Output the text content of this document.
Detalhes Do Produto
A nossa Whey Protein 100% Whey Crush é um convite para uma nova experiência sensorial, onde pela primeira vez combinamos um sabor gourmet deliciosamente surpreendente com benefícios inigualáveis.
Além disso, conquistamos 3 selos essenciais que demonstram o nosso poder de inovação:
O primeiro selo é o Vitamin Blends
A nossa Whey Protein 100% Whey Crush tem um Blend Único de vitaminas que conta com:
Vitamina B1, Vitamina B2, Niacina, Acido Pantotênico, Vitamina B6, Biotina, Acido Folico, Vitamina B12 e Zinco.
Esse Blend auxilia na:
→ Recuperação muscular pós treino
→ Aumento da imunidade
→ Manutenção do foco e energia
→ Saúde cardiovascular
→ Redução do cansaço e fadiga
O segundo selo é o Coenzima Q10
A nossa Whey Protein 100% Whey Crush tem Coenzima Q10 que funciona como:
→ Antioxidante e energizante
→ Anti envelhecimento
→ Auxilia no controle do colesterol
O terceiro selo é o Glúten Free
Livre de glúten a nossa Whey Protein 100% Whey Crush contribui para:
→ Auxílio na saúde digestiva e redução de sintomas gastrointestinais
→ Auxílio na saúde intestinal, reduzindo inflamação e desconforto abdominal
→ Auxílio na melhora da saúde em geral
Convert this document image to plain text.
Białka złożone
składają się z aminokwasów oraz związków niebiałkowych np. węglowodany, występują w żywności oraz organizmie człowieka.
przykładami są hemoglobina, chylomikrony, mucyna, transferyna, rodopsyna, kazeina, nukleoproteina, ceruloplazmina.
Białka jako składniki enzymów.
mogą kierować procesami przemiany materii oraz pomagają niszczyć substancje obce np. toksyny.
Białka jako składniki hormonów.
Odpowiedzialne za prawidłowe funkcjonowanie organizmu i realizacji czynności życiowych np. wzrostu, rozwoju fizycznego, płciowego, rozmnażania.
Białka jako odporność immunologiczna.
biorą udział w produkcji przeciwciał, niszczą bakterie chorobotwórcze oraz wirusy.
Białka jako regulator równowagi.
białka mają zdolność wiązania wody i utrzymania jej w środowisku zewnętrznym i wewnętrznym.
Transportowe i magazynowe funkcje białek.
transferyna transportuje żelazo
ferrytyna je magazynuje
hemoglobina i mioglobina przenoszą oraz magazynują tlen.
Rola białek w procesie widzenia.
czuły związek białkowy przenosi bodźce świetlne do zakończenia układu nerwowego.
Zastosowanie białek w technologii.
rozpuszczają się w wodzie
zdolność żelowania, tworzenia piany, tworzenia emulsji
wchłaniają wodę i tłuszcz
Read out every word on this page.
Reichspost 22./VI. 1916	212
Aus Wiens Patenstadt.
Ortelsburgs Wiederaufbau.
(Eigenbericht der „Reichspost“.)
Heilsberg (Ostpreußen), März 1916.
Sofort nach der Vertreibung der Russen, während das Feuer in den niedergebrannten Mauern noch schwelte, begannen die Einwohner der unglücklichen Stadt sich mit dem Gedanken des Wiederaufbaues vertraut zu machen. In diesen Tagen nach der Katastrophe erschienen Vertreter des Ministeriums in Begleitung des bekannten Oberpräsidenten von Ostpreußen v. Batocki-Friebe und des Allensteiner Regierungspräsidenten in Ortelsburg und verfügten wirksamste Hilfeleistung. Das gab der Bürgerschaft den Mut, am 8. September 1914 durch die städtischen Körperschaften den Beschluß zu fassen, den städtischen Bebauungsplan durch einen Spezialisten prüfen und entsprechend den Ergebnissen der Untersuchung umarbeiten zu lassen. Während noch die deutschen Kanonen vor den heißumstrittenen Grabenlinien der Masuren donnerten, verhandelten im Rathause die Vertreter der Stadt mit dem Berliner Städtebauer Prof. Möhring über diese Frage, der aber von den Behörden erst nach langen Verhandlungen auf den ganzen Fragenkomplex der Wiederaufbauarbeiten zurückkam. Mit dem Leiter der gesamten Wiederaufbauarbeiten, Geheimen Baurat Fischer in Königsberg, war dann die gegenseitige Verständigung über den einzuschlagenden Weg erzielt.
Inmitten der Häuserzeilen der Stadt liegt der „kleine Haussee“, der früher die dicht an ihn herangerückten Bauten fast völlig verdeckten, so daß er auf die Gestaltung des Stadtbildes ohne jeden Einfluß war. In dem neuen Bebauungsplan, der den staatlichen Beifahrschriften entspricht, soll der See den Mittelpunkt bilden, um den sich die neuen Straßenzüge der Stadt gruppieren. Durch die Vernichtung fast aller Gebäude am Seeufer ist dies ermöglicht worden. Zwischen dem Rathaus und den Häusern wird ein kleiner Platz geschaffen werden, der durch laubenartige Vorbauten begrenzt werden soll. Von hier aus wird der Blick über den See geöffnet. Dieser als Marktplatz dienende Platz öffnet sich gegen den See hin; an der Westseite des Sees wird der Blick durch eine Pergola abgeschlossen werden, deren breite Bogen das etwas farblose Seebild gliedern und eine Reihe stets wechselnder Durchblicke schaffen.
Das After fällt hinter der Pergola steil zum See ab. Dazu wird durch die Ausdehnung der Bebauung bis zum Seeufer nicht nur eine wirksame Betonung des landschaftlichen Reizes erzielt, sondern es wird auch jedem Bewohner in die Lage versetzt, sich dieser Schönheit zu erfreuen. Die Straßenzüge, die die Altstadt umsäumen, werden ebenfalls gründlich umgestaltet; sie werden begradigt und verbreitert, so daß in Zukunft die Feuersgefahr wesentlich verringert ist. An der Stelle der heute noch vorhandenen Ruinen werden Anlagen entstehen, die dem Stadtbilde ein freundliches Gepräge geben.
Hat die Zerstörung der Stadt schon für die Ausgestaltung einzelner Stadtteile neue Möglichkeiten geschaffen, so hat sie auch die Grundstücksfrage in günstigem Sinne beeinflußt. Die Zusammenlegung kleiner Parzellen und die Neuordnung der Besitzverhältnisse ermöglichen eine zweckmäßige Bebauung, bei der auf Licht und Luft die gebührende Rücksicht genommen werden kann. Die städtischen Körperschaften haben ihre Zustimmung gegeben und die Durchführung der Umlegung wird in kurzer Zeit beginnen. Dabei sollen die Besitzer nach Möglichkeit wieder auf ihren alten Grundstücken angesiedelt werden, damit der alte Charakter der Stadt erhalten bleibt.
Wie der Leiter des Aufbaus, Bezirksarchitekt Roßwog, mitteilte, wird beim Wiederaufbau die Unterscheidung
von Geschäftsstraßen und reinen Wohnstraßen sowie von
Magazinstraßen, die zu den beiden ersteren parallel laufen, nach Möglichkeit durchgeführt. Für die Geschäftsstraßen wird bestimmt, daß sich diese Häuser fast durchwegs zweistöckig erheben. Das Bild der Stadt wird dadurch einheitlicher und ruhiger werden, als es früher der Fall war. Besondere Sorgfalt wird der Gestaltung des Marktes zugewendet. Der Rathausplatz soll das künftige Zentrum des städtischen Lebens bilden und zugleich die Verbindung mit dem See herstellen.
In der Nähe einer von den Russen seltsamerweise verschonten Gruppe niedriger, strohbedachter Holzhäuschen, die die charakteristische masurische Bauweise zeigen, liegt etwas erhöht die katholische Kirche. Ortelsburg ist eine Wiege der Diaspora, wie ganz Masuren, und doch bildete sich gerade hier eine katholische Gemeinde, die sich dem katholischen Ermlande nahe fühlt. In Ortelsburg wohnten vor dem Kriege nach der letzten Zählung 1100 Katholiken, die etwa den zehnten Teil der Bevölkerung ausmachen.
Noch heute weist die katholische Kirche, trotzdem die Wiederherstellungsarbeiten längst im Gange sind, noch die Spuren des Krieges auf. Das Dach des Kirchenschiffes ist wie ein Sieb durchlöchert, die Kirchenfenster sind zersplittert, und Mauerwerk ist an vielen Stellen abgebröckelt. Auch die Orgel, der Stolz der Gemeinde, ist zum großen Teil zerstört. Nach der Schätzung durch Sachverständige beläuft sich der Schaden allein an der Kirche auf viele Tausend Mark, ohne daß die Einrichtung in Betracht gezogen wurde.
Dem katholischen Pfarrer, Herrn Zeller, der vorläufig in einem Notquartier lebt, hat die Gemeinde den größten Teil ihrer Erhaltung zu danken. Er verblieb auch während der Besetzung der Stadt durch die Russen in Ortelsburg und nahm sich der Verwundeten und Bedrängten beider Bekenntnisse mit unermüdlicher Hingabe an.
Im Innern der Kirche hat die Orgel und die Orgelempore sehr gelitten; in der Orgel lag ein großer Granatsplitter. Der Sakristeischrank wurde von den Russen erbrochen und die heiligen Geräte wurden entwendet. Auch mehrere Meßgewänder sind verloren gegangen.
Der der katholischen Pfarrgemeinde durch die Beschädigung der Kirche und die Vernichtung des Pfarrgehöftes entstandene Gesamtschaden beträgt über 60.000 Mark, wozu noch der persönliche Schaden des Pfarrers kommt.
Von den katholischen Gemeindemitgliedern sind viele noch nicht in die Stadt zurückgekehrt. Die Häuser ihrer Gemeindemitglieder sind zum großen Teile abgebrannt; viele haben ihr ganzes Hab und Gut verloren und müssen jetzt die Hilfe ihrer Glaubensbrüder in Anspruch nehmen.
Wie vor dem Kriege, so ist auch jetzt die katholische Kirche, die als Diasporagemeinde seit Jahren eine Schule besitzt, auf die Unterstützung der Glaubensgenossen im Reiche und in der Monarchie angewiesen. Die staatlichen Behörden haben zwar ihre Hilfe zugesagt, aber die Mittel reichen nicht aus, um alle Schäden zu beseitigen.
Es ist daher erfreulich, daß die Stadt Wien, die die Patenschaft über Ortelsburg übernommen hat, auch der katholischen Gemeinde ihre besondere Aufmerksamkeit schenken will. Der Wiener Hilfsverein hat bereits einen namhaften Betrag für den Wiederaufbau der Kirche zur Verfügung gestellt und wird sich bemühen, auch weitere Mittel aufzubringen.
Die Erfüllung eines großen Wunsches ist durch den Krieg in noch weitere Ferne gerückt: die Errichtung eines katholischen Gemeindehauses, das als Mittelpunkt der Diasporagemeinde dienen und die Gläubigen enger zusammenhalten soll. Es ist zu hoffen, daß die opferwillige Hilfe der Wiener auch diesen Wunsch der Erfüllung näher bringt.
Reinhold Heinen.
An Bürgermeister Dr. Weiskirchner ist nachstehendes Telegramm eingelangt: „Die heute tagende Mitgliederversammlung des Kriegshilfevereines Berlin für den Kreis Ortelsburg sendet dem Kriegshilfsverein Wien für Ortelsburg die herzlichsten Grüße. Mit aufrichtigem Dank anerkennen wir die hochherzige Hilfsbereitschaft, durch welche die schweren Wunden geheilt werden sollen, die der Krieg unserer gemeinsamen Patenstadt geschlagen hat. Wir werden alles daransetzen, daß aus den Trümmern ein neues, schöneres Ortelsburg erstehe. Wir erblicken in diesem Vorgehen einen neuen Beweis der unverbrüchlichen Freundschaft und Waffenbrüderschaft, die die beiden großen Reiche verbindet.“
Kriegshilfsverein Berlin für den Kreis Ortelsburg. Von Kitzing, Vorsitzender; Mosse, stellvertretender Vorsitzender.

- [Exercise goal]: Look over the records above, and wherever a line contains the string "Ostpreußen", copy that line.

- [Response for this exercise]:
Heilsberg (Ostpreußen), März 1916.
Sofort nach der Vertreibung der Russen, während das Feuer in den niedergebrannten Mauern noch schwelte, begannen die Einwohner der unglücklichen Stadt sich mit dem Gedanken des Wiederaufbaues vertraut zu machen. In diesen Tagen nach der Katastrophe erschienen Vertreter des Ministeriums in Begleitung des bekannten Oberpräsidenten von Ostpreußen v. Batocki-Friebe und des Allensteiner Regierungspräsidenten in Ortelsburg und verfügten wirksamste Hilfeleistung. Das gab der Bürgerschaft den Mut, am 8. September 1914 durch die städtischen Körperschaften den Beschluß zu fassen, den städtischen Bebauungsplan durch einen Spezialisten prüfen und entsprechend den Ergebnissen der Untersuchung umarbeiten zu lassen. Während noch die deutschen Kanonen vor den heißumstrittenen Grabenlinien der Masuren donnerten, verhandelten im Rathause die Vertreter der Stadt mit dem Berliner Städtebauer Prof. Möhring über diese Frage, der aber von den Behörden erst nach langen Verhandlungen auf den ganzen Fragenkomplex der Wiederaufbauarbeiten zurückkam. Mit dem Leiter der gesamten Wiederaufbauarbeiten, Geheimen Baurat Fischer in Königsberg, war dann die gegenseitige Verständigung über den einzuschlagenden Weg erzielt.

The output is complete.